**EXERCISE DETAILS**. From the listing below, pull out the lines that hold "left".

Data items
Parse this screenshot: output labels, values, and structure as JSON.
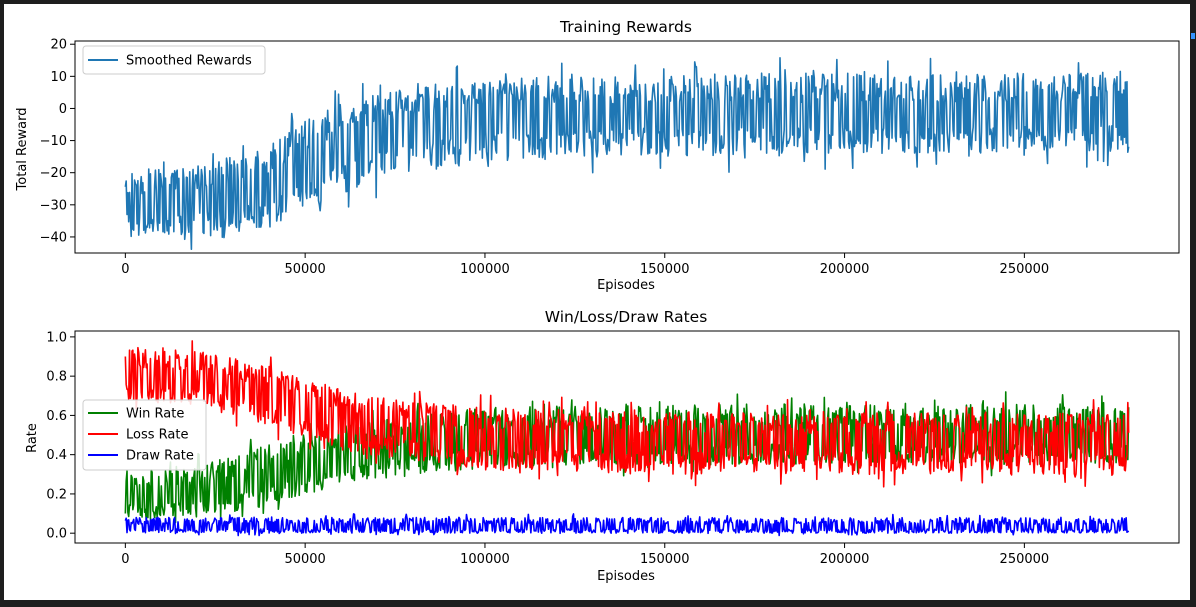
{
  "chart_data": [
    {
      "type": "line",
      "title": "Training Rewards",
      "xlabel": "Episodes",
      "ylabel": "Total Reward",
      "xlim": [
        -14000,
        293000
      ],
      "ylim": [
        -45,
        21
      ],
      "xticks": [
        0,
        50000,
        100000,
        150000,
        200000,
        250000
      ],
      "xtick_labels": [
        "0",
        "50000",
        "100000",
        "150000",
        "200000",
        "250000"
      ],
      "yticks": [
        -40,
        -30,
        -20,
        -10,
        0,
        10,
        20
      ],
      "ytick_labels": [
        "−40",
        "−30",
        "−20",
        "−10",
        "0",
        "10",
        "20"
      ],
      "grid": false,
      "legend": "upper-left",
      "series": [
        {
          "name": "Smoothed Rewards",
          "color": "#1f77b4",
          "x": [
            0,
            20000,
            40000,
            60000,
            80000,
            100000,
            120000,
            140000,
            160000,
            180000,
            200000,
            220000,
            240000,
            260000,
            279000
          ],
          "mean": [
            -30,
            -29,
            -25,
            -13,
            -6,
            -3,
            -3,
            -2.5,
            -2,
            -2,
            -2,
            -2,
            -2,
            -2,
            -2
          ],
          "band_low": [
            -40,
            -40,
            -37,
            -27,
            -20,
            -17,
            -16,
            -15,
            -15,
            -15,
            -14,
            -14,
            -14,
            -14,
            -13
          ],
          "band_high": [
            -19,
            -18,
            -10,
            2,
            7,
            9,
            11,
            10,
            11,
            11,
            11,
            11,
            11,
            11,
            11
          ]
        }
      ]
    },
    {
      "type": "line",
      "title": "Win/Loss/Draw Rates",
      "xlabel": "Episodes",
      "ylabel": "Rate",
      "xlim": [
        -14000,
        293000
      ],
      "ylim": [
        -0.05,
        1.03
      ],
      "xticks": [
        0,
        50000,
        100000,
        150000,
        200000,
        250000
      ],
      "xtick_labels": [
        "0",
        "50000",
        "100000",
        "150000",
        "200000",
        "250000"
      ],
      "yticks": [
        0.0,
        0.2,
        0.4,
        0.6,
        0.8,
        1.0
      ],
      "ytick_labels": [
        "0.0",
        "0.2",
        "0.4",
        "0.6",
        "0.8",
        "1.0"
      ],
      "grid": false,
      "legend": "center-left",
      "series": [
        {
          "name": "Win Rate",
          "color": "#008000",
          "x": [
            0,
            20000,
            40000,
            60000,
            80000,
            100000,
            120000,
            140000,
            160000,
            180000,
            200000,
            220000,
            240000,
            260000,
            279000
          ],
          "mean": [
            0.18,
            0.2,
            0.28,
            0.38,
            0.44,
            0.48,
            0.49,
            0.5,
            0.5,
            0.5,
            0.5,
            0.5,
            0.5,
            0.5,
            0.5
          ],
          "band_low": [
            0.06,
            0.08,
            0.14,
            0.25,
            0.3,
            0.33,
            0.34,
            0.35,
            0.35,
            0.35,
            0.35,
            0.35,
            0.35,
            0.35,
            0.35
          ],
          "band_high": [
            0.32,
            0.35,
            0.45,
            0.55,
            0.6,
            0.64,
            0.65,
            0.66,
            0.66,
            0.66,
            0.66,
            0.66,
            0.66,
            0.66,
            0.66
          ]
        },
        {
          "name": "Loss Rate",
          "color": "#ff0000",
          "x": [
            0,
            20000,
            40000,
            60000,
            80000,
            100000,
            120000,
            140000,
            160000,
            180000,
            200000,
            220000,
            240000,
            260000,
            279000
          ],
          "mean": [
            0.8,
            0.78,
            0.7,
            0.58,
            0.52,
            0.48,
            0.47,
            0.46,
            0.46,
            0.46,
            0.46,
            0.46,
            0.46,
            0.46,
            0.46
          ],
          "band_low": [
            0.68,
            0.65,
            0.55,
            0.42,
            0.36,
            0.32,
            0.31,
            0.3,
            0.3,
            0.3,
            0.3,
            0.3,
            0.3,
            0.3,
            0.3
          ],
          "band_high": [
            0.95,
            0.93,
            0.86,
            0.73,
            0.67,
            0.64,
            0.63,
            0.62,
            0.62,
            0.62,
            0.62,
            0.62,
            0.62,
            0.62,
            0.62
          ]
        },
        {
          "name": "Draw Rate",
          "color": "#0000ff",
          "x": [
            0,
            20000,
            40000,
            60000,
            80000,
            100000,
            120000,
            140000,
            160000,
            180000,
            200000,
            220000,
            240000,
            260000,
            279000
          ],
          "mean": [
            0.03,
            0.03,
            0.03,
            0.03,
            0.03,
            0.03,
            0.03,
            0.03,
            0.03,
            0.03,
            0.03,
            0.03,
            0.03,
            0.03,
            0.03
          ],
          "band_low": [
            0.0,
            0.0,
            0.0,
            0.0,
            0.0,
            0.0,
            0.0,
            0.0,
            0.0,
            0.0,
            0.0,
            0.0,
            0.0,
            0.0,
            0.0
          ],
          "band_high": [
            0.08,
            0.08,
            0.08,
            0.08,
            0.08,
            0.08,
            0.08,
            0.08,
            0.08,
            0.08,
            0.08,
            0.08,
            0.08,
            0.08,
            0.08
          ]
        }
      ]
    }
  ]
}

**WRITTEN RESPONSE**.
      "legend": "upper-left",
      "legend": "center-left",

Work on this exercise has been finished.